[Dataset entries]
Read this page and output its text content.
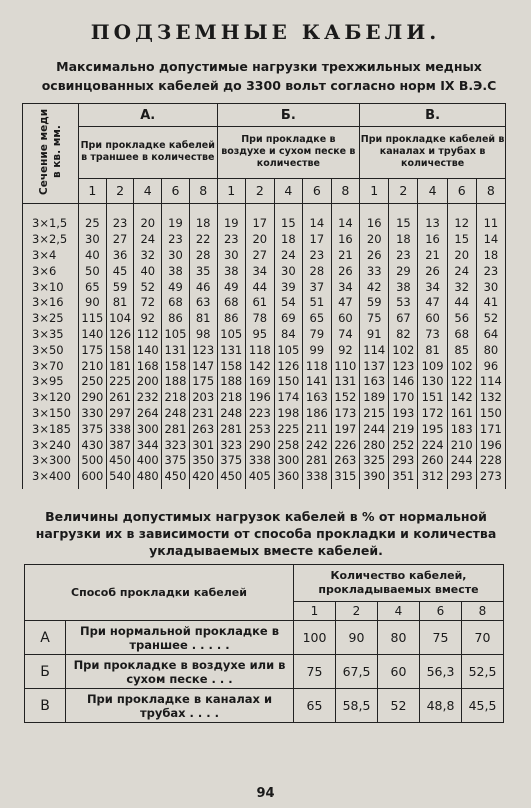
ПОДЗЕМНЫЕ КАБЕЛИ.
Максимально допустимые нагрузки трехжильных медных освинцованных кабелей до 3300 вольт согласно норм IX В.Э.С
Сечение меди в кв. мм.	А.					Б.					В.				
	При прокладке кабелей в траншее в количестве					При прокладке в воздухе и сухом песке в количестве					При прокладке кабелей в каналах и трубах в количестве				
	1	2	4	6	8	1	2	4	6	8	1	2	4	6	8
3×1,5	25	23	20	19	18	19	17	15	14	14	16	15	13	12	11
3×2,5	30	27	24	23	22	23	20	18	17	16	20	18	16	15	14
3×4	40	36	32	30	28	30	27	24	23	21	26	23	21	20	18
3×6	50	45	40	38	35	38	34	30	28	26	33	29	26	24	23
3×10	65	59	52	49	46	49	44	39	37	34	42	38	34	32	30
3×16	90	81	72	68	63	68	61	54	51	47	59	53	47	44	41
3×25	115	104	92	86	81	86	78	69	65	60	75	67	60	56	52
3×35	140	126	112	105	98	105	95	84	79	74	91	82	73	68	64
3×50	175	158	140	131	123	131	118	105	99	92	114	102	81	85	80
3×70	210	181	168	158	147	158	142	126	118	110	137	123	109	102	96
3×95	250	225	200	188	175	188	169	150	141	131	163	146	130	122	114
3×120	290	261	232	218	203	218	196	174	163	152	189	170	151	142	132
3×150	330	297	264	248	231	248	223	198	186	173	215	193	172	161	150
3×185	375	338	300	281	263	281	253	225	211	197	244	219	195	183	171
3×240	430	387	344	323	301	323	290	258	242	226	280	252	224	210	196
3×300	500	450	400	375	350	375	338	300	281	263	325	293	260	244	228
3×400	600	540	480	450	420	450	405	360	338	315	390	351	312	293	273
Величины допустимых нагрузок кабелей в % от нормальной нагрузки их в зависимости от способа прокладки и количества укладываемых вместе кабелей.
Способ прокладки кабелей		Количество кабелей, прокладываемых вместе				
		1	2	4	6	8
А	При нормальной прокладке в траншее . . . . .	100	90	80	75	70
Б	При прокладке в воздухе или в сухом песке . . .	75	67,5	60	56,3	52,5
В	При прокладке в каналах и трубах . . . .	65	58,5	52	48,8	45,5
94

#### WHAT IS REQUIRED:
From the listing above, copy every line that holds the string "траншее".

#### OUTPUT OF THE TASK:
	При прокладке кабелей в траншее в количестве					При прокладке в воздухе и сухом песке в количестве					При прокладке кабелей в каналах и трубах в количестве				
А	При нормальной прокладке в траншее . . . . .	100	90	80	75	70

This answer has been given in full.